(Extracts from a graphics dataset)
▽

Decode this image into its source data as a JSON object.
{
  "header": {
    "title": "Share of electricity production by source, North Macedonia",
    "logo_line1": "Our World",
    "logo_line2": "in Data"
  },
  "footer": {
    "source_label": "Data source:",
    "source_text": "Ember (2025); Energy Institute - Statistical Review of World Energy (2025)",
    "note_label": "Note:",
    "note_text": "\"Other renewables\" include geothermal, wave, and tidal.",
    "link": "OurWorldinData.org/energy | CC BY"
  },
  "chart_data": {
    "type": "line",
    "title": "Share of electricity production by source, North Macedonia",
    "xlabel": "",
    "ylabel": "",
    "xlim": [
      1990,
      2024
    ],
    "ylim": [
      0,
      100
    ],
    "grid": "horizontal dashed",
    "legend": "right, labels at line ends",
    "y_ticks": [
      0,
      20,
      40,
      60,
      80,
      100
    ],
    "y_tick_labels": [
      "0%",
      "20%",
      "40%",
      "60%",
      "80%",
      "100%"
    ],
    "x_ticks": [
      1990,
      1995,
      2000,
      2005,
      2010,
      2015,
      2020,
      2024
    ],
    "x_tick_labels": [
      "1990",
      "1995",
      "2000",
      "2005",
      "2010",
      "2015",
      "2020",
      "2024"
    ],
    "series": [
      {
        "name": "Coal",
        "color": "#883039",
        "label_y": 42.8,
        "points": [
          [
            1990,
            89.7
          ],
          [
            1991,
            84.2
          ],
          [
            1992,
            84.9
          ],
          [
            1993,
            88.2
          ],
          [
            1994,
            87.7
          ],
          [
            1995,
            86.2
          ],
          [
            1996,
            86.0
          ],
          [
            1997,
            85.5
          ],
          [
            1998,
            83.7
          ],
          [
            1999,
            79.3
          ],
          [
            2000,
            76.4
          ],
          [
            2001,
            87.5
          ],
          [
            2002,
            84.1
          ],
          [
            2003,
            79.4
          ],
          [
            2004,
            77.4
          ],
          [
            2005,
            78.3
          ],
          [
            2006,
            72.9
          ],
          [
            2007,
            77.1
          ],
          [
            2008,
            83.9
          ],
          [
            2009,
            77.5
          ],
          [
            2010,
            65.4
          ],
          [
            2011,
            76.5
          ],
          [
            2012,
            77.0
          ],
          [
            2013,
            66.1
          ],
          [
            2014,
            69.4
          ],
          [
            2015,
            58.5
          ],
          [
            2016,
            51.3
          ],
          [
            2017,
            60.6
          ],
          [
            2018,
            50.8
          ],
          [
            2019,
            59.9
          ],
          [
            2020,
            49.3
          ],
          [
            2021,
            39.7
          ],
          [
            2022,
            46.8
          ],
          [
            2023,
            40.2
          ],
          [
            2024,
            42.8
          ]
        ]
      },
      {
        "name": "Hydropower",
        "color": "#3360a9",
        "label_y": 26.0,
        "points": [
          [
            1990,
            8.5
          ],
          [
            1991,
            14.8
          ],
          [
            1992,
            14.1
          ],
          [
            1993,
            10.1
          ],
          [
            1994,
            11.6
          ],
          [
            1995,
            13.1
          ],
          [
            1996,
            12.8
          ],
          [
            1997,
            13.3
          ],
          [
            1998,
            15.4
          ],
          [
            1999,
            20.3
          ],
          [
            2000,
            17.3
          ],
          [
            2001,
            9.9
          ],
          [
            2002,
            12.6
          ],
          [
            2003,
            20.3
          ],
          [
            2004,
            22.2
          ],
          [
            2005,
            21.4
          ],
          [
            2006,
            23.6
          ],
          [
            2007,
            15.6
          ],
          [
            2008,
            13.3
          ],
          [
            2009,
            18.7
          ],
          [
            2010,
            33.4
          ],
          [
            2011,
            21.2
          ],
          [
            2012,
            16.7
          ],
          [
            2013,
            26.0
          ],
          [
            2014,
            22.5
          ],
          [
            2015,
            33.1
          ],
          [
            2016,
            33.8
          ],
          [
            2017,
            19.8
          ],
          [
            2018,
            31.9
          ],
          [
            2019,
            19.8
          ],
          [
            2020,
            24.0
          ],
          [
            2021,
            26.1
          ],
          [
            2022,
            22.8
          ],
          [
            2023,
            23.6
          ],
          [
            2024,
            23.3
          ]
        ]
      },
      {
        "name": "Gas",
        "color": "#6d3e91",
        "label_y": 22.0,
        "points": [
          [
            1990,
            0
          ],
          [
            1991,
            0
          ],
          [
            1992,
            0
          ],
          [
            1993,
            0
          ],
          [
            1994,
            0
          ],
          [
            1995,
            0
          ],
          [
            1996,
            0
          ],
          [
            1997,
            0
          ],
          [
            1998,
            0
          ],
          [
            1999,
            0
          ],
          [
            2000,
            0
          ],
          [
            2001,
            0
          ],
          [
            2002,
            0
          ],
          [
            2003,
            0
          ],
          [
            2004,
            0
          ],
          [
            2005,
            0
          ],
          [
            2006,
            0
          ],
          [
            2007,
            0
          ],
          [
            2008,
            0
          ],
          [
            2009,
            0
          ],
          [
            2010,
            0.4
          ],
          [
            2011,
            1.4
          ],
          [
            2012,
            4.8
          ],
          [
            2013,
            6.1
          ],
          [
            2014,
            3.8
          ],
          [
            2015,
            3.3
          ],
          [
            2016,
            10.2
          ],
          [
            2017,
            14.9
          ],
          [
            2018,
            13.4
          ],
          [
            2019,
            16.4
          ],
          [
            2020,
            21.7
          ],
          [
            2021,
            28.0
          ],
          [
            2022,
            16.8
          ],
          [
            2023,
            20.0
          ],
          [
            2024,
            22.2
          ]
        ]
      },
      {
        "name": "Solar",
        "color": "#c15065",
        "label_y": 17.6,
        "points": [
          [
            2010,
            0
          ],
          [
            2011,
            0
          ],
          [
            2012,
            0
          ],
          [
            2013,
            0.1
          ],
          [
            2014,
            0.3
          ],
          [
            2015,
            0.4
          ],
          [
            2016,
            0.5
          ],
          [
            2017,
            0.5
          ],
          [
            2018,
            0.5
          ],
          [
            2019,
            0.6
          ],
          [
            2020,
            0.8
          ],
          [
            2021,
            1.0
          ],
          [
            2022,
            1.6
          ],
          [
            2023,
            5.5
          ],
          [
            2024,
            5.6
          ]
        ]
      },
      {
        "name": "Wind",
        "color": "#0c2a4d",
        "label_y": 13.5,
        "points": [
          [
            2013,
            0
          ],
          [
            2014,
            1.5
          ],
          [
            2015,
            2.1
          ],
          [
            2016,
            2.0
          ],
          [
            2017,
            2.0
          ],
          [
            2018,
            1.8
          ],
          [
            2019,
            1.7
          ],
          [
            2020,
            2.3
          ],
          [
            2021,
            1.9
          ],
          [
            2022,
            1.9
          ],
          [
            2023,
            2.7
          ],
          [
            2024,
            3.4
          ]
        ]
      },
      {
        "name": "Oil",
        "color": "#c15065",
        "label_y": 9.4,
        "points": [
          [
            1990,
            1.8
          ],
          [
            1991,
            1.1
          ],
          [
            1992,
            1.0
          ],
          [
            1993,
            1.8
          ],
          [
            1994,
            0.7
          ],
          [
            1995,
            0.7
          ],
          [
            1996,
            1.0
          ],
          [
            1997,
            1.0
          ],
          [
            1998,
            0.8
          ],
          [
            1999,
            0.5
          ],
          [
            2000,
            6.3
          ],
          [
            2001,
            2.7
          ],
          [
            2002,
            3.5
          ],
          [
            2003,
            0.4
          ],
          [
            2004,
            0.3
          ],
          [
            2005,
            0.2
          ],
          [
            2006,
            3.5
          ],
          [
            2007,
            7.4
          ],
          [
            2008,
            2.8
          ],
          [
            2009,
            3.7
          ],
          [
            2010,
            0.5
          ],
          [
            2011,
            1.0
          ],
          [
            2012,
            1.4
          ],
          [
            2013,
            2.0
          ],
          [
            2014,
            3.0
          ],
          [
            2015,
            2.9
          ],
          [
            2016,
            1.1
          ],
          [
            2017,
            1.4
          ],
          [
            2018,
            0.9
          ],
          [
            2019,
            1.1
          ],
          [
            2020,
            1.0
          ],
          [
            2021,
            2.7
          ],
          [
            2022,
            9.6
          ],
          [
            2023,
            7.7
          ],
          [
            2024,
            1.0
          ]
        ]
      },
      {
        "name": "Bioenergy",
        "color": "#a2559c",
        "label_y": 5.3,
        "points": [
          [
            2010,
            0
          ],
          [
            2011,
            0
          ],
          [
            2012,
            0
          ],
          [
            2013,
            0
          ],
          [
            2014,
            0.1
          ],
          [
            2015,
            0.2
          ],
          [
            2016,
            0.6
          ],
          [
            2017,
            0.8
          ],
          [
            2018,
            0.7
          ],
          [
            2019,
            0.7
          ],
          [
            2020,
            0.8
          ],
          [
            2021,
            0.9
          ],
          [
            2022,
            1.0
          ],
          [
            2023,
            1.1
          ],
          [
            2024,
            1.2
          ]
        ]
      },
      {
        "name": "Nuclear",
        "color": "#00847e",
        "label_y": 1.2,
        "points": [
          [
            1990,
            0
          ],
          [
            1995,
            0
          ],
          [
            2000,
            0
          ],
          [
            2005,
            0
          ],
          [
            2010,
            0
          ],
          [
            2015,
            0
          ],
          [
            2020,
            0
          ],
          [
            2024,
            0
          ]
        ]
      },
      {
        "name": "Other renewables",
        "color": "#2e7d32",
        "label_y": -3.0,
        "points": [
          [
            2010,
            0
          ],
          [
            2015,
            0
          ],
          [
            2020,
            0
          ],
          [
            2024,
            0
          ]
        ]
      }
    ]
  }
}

△

# [Problem description]
Locate each line containing the string "renewables" and show it.

# [Finished task]
    "note_text": "\"Other renewables\" include geothermal, wave, and tidal.",
        "name": "Other renewables",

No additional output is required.